• _THE RECORDS_:

================================

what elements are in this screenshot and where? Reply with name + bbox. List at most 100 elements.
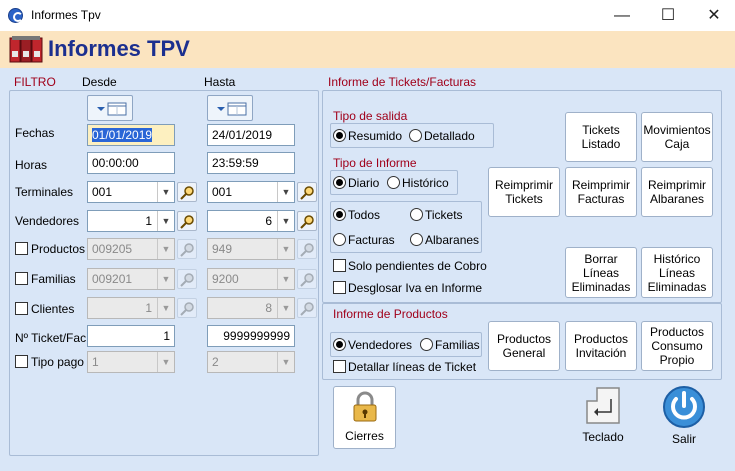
ticket-hasta-input[interactable]: 9999999999 (207, 325, 295, 347)
terminal-desde-select[interactable]: 001 ▼ (87, 181, 175, 203)
teclado-label: Teclado (582, 430, 624, 444)
producto-desde-value: 009205 (92, 242, 133, 256)
calendar-icon (217, 102, 247, 116)
terminal-hasta-search-button[interactable] (297, 182, 317, 202)
detallar-lineas-checkbox[interactable] (333, 360, 346, 373)
hasta-calendar-button[interactable] (207, 95, 253, 121)
terminal-hasta-select[interactable]: 001 ▼ (207, 181, 295, 203)
historico-lineas-button[interactable]: Histórico Líneas Eliminadas (641, 247, 713, 298)
reimprimir-albaranes-button[interactable]: Reimprimir Albaranes (641, 167, 713, 217)
hora-hasta-input[interactable]: 23:59:59 (207, 152, 295, 174)
chevron-down-icon: ▼ (157, 298, 174, 318)
productos-general-button[interactable]: Productos General (488, 321, 560, 371)
tipopago-desde-value: 1 (92, 355, 99, 369)
albaranes-radio[interactable] (410, 233, 423, 246)
diario-radio[interactable] (333, 176, 346, 189)
tickets-label: Tickets (425, 208, 463, 222)
vendedor-desde-select[interactable]: 1 ▼ (87, 210, 175, 232)
vendedor-hasta-search-button[interactable] (297, 211, 317, 231)
reimprimir-facturas-button[interactable]: Reimprimir Facturas (565, 167, 637, 217)
productos-invitacion-button[interactable]: Productos Invitación (565, 321, 637, 371)
terminales-label: Terminales (15, 185, 74, 199)
teclado-button[interactable]: Teclado (576, 385, 630, 449)
fecha-hasta-input[interactable]: 24/01/2019 (207, 124, 295, 146)
historico-label: Histórico (402, 176, 449, 190)
cierres-button[interactable]: Cierres (333, 386, 396, 449)
facturas-radio[interactable] (333, 233, 346, 246)
tickets-listado-button[interactable]: Tickets Listado (565, 112, 637, 162)
familias-label: Familias (31, 272, 76, 286)
desglosar-iva-checkbox[interactable] (333, 281, 346, 294)
salir-button[interactable]: Salir (656, 385, 712, 449)
calendar-icon (97, 102, 127, 116)
tipopago-checkbox[interactable] (15, 355, 28, 368)
horas-label: Horas (15, 158, 48, 172)
minimize-button[interactable]: — (599, 0, 645, 31)
tickets-radio[interactable] (410, 208, 423, 221)
cliente-desde-value: 1 (145, 301, 152, 315)
vendedores-radio[interactable] (333, 338, 346, 351)
terminal-hasta-value: 001 (212, 185, 233, 199)
familia-hasta-select[interactable]: 9200 ▼ (207, 268, 295, 290)
todos-label: Todos (348, 208, 381, 222)
familia-desde-select[interactable]: 009201 ▼ (87, 268, 175, 290)
cliente-desde-select[interactable]: 1 ▼ (87, 297, 175, 319)
historico-radio[interactable] (387, 176, 400, 189)
vendedor-hasta-value: 6 (265, 214, 272, 228)
chevron-down-icon: ▼ (157, 182, 174, 202)
producto-hasta-search-button[interactable] (297, 239, 317, 259)
window-title: Informes Tpv (31, 8, 101, 22)
tipopago-hasta-select[interactable]: 2 ▼ (207, 351, 295, 373)
productos-label: Productos (31, 242, 86, 256)
tipo-salida-label: Tipo de salida (333, 109, 408, 123)
enter-key-icon (586, 387, 620, 424)
close-button[interactable]: ✕ (691, 0, 735, 31)
minimize-icon: — (614, 7, 630, 24)
cliente-desde-search-button[interactable] (177, 298, 197, 318)
ticket-desde-input[interactable]: 1 (87, 325, 175, 347)
solo-pendientes-checkbox[interactable] (333, 259, 346, 272)
familia-hasta-search-button[interactable] (297, 269, 317, 289)
fechas-label: Fechas (15, 126, 55, 140)
producto-hasta-select[interactable]: 949 ▼ (207, 238, 295, 260)
chevron-down-icon: ▼ (157, 211, 174, 231)
desglosar-iva-label: Desglosar Iva en Informe (348, 281, 483, 295)
reimprimir-tickets-button[interactable]: Reimprimir Tickets (488, 167, 560, 217)
tipopago-desde-select[interactable]: 1 ▼ (87, 351, 175, 373)
fecha-desde-input[interactable]: 01/01/2019 (87, 124, 175, 146)
vendedores-radio-label: Vendedores (348, 338, 413, 352)
cliente-hasta-search-button[interactable] (297, 298, 317, 318)
chevron-down-icon: ▼ (157, 269, 174, 289)
hora-desde-input[interactable]: 00:00:00 (87, 152, 175, 174)
familias-radio[interactable] (420, 338, 433, 351)
tickets-section-label: Informe de Tickets/Facturas (328, 75, 477, 89)
cliente-hasta-select[interactable]: 8 ▼ (207, 297, 295, 319)
vendedores-label: Vendedores (15, 214, 80, 228)
maximize-icon: ☐ (660, 7, 676, 24)
maximize-button[interactable]: ☐ (645, 0, 691, 31)
borrar-lineas-button[interactable]: Borrar Líneas Eliminadas (565, 247, 637, 298)
productos-consumo-button[interactable]: Productos Consumo Propio (641, 321, 713, 371)
familias-radio-label: Familias (435, 338, 480, 352)
familia-desde-search-button[interactable] (177, 269, 197, 289)
detallado-label: Detallado (424, 129, 475, 143)
movimientos-caja-button[interactable]: Movimientos Caja (641, 112, 713, 162)
ticket-label: Nº Ticket/Fac (15, 331, 87, 345)
desde-calendar-button[interactable] (87, 95, 133, 121)
todos-radio[interactable] (333, 208, 346, 221)
vendedor-hasta-select[interactable]: 6 ▼ (207, 210, 295, 232)
solo-pendientes-label: Solo pendientes de Cobro (348, 259, 487, 273)
detallado-radio[interactable] (409, 129, 422, 142)
clientes-checkbox[interactable] (15, 302, 28, 315)
vendedor-desde-search-button[interactable] (177, 211, 197, 231)
producto-desde-search-button[interactable] (177, 239, 197, 259)
terminal-desde-value: 001 (92, 185, 113, 199)
producto-desde-select[interactable]: 009205 ▼ (87, 238, 175, 260)
productos-checkbox[interactable] (15, 242, 28, 255)
search-icon (180, 215, 194, 229)
resumido-radio[interactable] (333, 129, 346, 142)
familias-checkbox[interactable] (15, 272, 28, 285)
terminal-desde-search-button[interactable] (177, 182, 197, 202)
tipo-informe-label: Tipo de Informe (333, 156, 417, 170)
chevron-down-icon: ▼ (277, 298, 294, 318)
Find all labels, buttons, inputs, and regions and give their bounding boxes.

================================

• _TASK DESCRIPTION_: Output the lines of the listing above as a numbered list, from the line with "325, 295, 347)" up to and including the line with "calendar-icon (217, 102, 247, 116)", omitting any blank lines.

• _ANSWER TO THIS PROBLEM_:
1. ticket-hasta-input[interactable]: 9999999999 (207, 325, 295, 347)
2. terminal-desde-select[interactable]: 001 ▼ (87, 181, 175, 203)
3. teclado-label: Teclado (582, 430, 624, 444)
4. producto-desde-value: 009205 (92, 242, 133, 256)
5. calendar-icon (217, 102, 247, 116)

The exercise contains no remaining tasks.